_Set problem_
Output these lines exactly as they appear, leaving out the pictures.

_Stored records_
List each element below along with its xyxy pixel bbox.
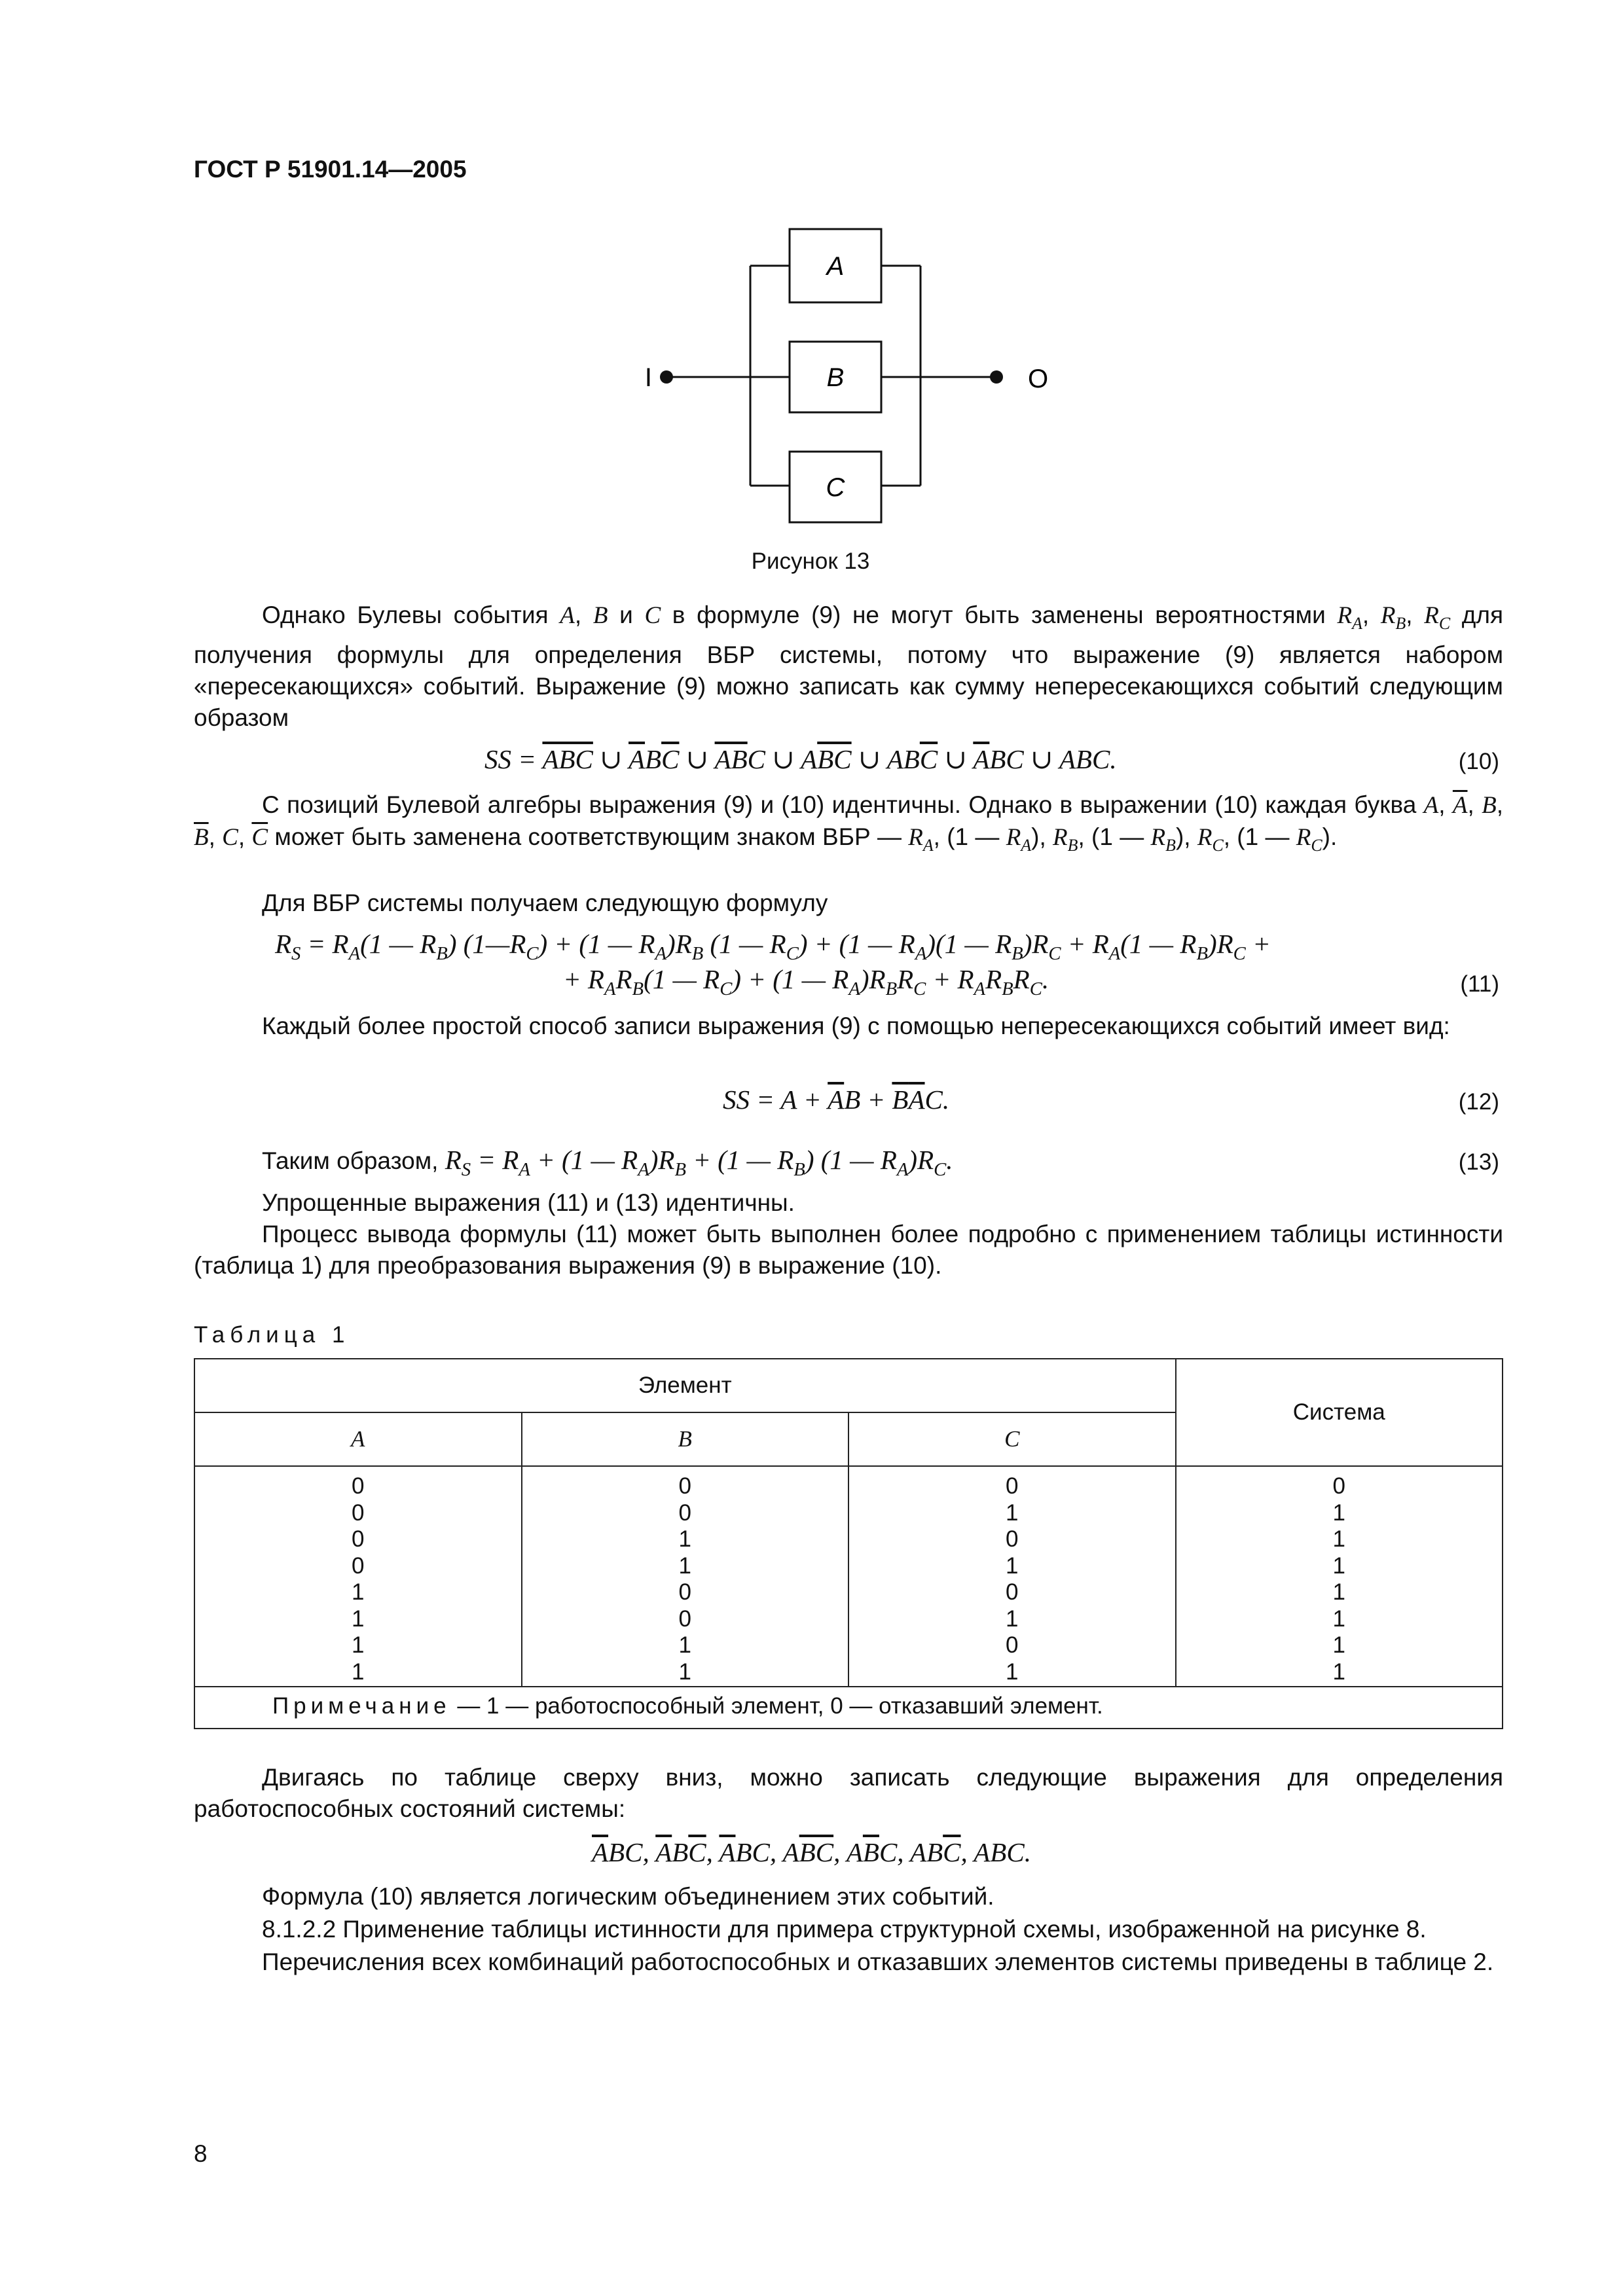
equation-10: SS = $\overline{ABC}$ ∪ $\overline{A}B\overline{C}$ ∪ $\overline{AB}C$ ∪ $A\overline{BC}$ ∪ $AB\overline{C}$ ∪ $\overline{A}BC$ ∪ ABC.: [484, 744, 1117, 774]
figure-caption: Рисунок 13: [751, 548, 870, 574]
column-b-values: 0 0 1 1 0 0 1 1: [522, 1466, 849, 1687]
block-b-label: B: [826, 363, 845, 392]
equation-11-line-2: + $R_AR_B(1$ — $R_C) + (1$ — $R_A)R_BR_C + R_AR_BR_C$.: [563, 964, 1049, 1000]
working-states-expression: $\overline{A}BC$, $\overline{A}B\overline{C}$, $\overline{A}BC$, $A\overline{BC}$, $A\overline{B}C$, $AB\overline{C}$, ABC.: [592, 1837, 1031, 1867]
equation-number-13: (13): [1458, 1149, 1499, 1175]
column-header-c: C: [848, 1412, 1176, 1466]
system-values: 0 1 1 1 1 1 1 1: [1176, 1466, 1503, 1687]
paragraph-simpler-form: Каждый более простой способ записи выражения (9) с помощью непересекающихся событий имеет вид:: [262, 1013, 1450, 1039]
paragraph-working-states: Двигаясь по таблице сверху вниз, можно записать следующие выражения для определения работоспособных состояний системы:: [194, 1764, 1503, 1822]
equation-number-11: (11): [1460, 971, 1499, 997]
block-c-label: C: [826, 473, 845, 502]
equation-11-line-1: $R_S = R_A(1$ — $R_B$) $(1—R_C) + (1$ — $R_A)R_B$ (1 — $R_C) + (1$ — $R_A)(1$ — $R_B)R_C + R_A(1$ — $R_B)R_C$ +: [275, 929, 1271, 965]
column-header-b: B: [522, 1412, 849, 1466]
table-title: Таблица 1: [194, 1322, 350, 1348]
output-label: O: [1028, 365, 1049, 393]
equation-number-12: (12): [1458, 1089, 1499, 1115]
input-node: [660, 370, 673, 384]
equation-12: SS = $A + \overline{A}B + \overline{B}\overline{A}C$.: [723, 1085, 950, 1115]
paragraph-table-2-intro: Перечисления всех комбинаций работоспособных и отказавших элементов системы приведены в таблице 2.: [262, 1948, 1494, 1975]
paragraph-vbr-formula-intro: Для ВБР системы получаем следующую формулу: [262, 889, 828, 916]
equation-13: Таким образом, $R_S = R_A + (1$ — $R_A)R_B + (1$ — $R_B$) (1 — $R_A)R_C$.: [262, 1145, 953, 1181]
paragraph-section-8-1-2-2: 8.1.2.2 Применение таблицы истинности для примера структурной схемы, изображенной на рисунке 8.: [262, 1916, 1427, 1943]
equation-number-10: (10): [1458, 749, 1499, 774]
table-note: Примечание — 1 — работоспособный элемент, 0 — отказавший элемент.: [194, 1687, 1503, 1729]
output-node: [990, 370, 1003, 384]
page-number: 8: [194, 2140, 208, 2167]
paragraph-truth-table-intro: Процесс вывода формулы (11) может быть выполнен более подробно с применением таблицы истинности (таблица 1) для преобразования выражения (9) в выражение (10).: [194, 1221, 1503, 1279]
paragraph-logical-union: Формула (10) является логическим объединением этих событий.: [262, 1883, 994, 1910]
column-header-a: A: [194, 1412, 522, 1466]
block-a-label: A: [826, 252, 845, 281]
parallel-block-diagram: [629, 209, 1100, 537]
paragraph-identical: Упрощенные выражения (11) и (13) идентичны.: [262, 1189, 795, 1216]
column-c-values: 0 1 0 1 0 1 0 1: [848, 1466, 1176, 1687]
element-group-header: Элемент: [194, 1359, 1176, 1412]
system-header: Система: [1176, 1359, 1503, 1466]
document-header: ГОСТ Р 51901.14—2005: [194, 156, 467, 183]
paragraph-boolean-algebra: С позиций Булевой алгебры выражения (9) и (10) идентичны. Однако в выражении (10) каждая буква A, $\overline{A}$, B, $\overline{B}$, C, $\overline{C}$ может быть заменена соответствующим знаком ВБР — $R_A$, (1 — $R_A$), $R_B$, (1 — $R_B$), $R_C$, (1 — $R_C$).: [194, 791, 1504, 855]
input-label: I: [644, 363, 652, 392]
paragraph-boolean-events: Однако Булевы события A, B и C в формуле (9) не могут быть заменены вероятностями $R_A$, $R_B$, $R_C$ для получения формулы для определения ВБР системы, потому что выражение (9) является набором «пересекающихся» событий. Выражение (9) можно записать как сумму непересекающихся событий следующим образом: [194, 601, 1504, 732]
column-a-values: 0 0 0 0 1 1 1 1: [194, 1466, 522, 1687]
truth-table: [194, 1358, 1503, 1729]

_Exercise solution_
List each element below along with its xyxy pixel bbox.
equation-10: SS = $\overline{ABC}$ ∪ $\overline{A}B\overline{C}$ ∪ $\overline{AB}C$ ∪ $A\overline{BC}$ ∪ $AB\overline{C}$ ∪ $\overline{A}BC$ ∪ ABC.: [484, 744, 1117, 774]
figure-caption: Рисунок 13: [751, 548, 870, 574]
column-b-values: 0 0 1 1 0 0 1 1: [522, 1466, 849, 1687]
block-b-label: B: [826, 363, 845, 392]
equation-11-line-2: + $R_AR_B(1$ — $R_C) + (1$ — $R_A)R_BR_C + R_AR_BR_C$.: [563, 964, 1049, 1000]
working-states-expression: $\overline{A}BC$, $\overline{A}B\overline{C}$, $\overline{A}BC$, $A\overline{BC}$, $A\overline{B}C$, $AB\overline{C}$, ABC.: [592, 1837, 1031, 1867]
equation-number-13: (13): [1458, 1149, 1499, 1175]
column-header-c: C: [848, 1412, 1176, 1466]
system-values: 0 1 1 1 1 1 1 1: [1176, 1466, 1503, 1687]
paragraph-simpler-form: Каждый более простой способ записи выражения (9) с помощью непересекающихся событий имеет вид:: [262, 1013, 1450, 1039]
paragraph-working-states: Двигаясь по таблице сверху вниз, можно записать следующие выражения для определения работоспособных состояний системы:: [194, 1764, 1503, 1822]
equation-number-11: (11): [1460, 971, 1499, 997]
block-c-label: C: [826, 473, 845, 502]
equation-11-line-1: $R_S = R_A(1$ — $R_B$) $(1—R_C) + (1$ — $R_A)R_B$ (1 — $R_C) + (1$ — $R_A)(1$ — $R_B)R_C + R_A(1$ — $R_B)R_C$ +: [275, 929, 1271, 965]
column-header-b: B: [522, 1412, 849, 1466]
table-title: Таблица 1: [194, 1322, 350, 1348]
output-label: O: [1028, 365, 1049, 393]
equation-number-12: (12): [1458, 1089, 1499, 1115]
input-node: [660, 370, 673, 384]
equation-12: SS = $A + \overline{A}B + \overline{B}\overline{A}C$.: [723, 1085, 950, 1115]
paragraph-table-2-intro: Перечисления всех комбинаций работоспособных и отказавших элементов системы приведены в таблице 2.: [262, 1948, 1494, 1975]
paragraph-vbr-formula-intro: Для ВБР системы получаем следующую формулу: [262, 889, 828, 916]
equation-13: Таким образом, $R_S = R_A + (1$ — $R_A)R_B + (1$ — $R_B$) (1 — $R_A)R_C$.: [262, 1145, 953, 1181]
paragraph-section-8-1-2-2: 8.1.2.2 Применение таблицы истинности для примера структурной схемы, изображенной на рисунке 8.: [262, 1916, 1427, 1943]
equation-number-10: (10): [1458, 749, 1499, 774]
table-note: Примечание — 1 — работоспособный элемент, 0 — отказавший элемент.: [194, 1687, 1503, 1729]
output-node: [990, 370, 1003, 384]
page-number: 8: [194, 2140, 208, 2167]
paragraph-truth-table-intro: Процесс вывода формулы (11) может быть выполнен более подробно с применением таблицы истинности (таблица 1) для преобразования выражения (9) в выражение (10).: [194, 1221, 1503, 1279]
paragraph-logical-union: Формула (10) является логическим объединением этих событий.: [262, 1883, 994, 1910]
column-header-a: A: [194, 1412, 522, 1466]
block-a-label: A: [826, 252, 845, 281]
parallel-block-diagram: [629, 209, 1100, 537]
paragraph-identical: Упрощенные выражения (11) и (13) идентичны.: [262, 1189, 795, 1216]
column-c-values: 0 1 0 1 0 1 0 1: [848, 1466, 1176, 1687]
element-group-header: Элемент: [194, 1359, 1176, 1412]
system-header: Система: [1176, 1359, 1503, 1466]
document-header: ГОСТ Р 51901.14—2005: [194, 156, 467, 183]
paragraph-boolean-algebra: С позиций Булевой алгебры выражения (9) и (10) идентичны. Однако в выражении (10) каждая буква A, $\overline{A}$, B, $\overline{B}$, C, $\overline{C}$ может быть заменена соответствующим знаком ВБР — $R_A$, (1 — $R_A$), $R_B$, (1 — $R_B$), $R_C$, (1 — $R_C$).: [194, 791, 1504, 855]
input-label: I: [644, 363, 652, 392]
paragraph-boolean-events: Однако Булевы события A, B и C в формуле (9) не могут быть заменены вероятностями $R_A$, $R_B$, $R_C$ для получения формулы для определения ВБР системы, потому что выражение (9) является набором «пересекающихся» событий. Выражение (9) можно записать как сумму непересекающихся событий следующим образом: [194, 601, 1504, 732]
column-a-values: 0 0 0 0 1 1 1 1: [194, 1466, 522, 1687]
truth-table: [194, 1358, 1503, 1729]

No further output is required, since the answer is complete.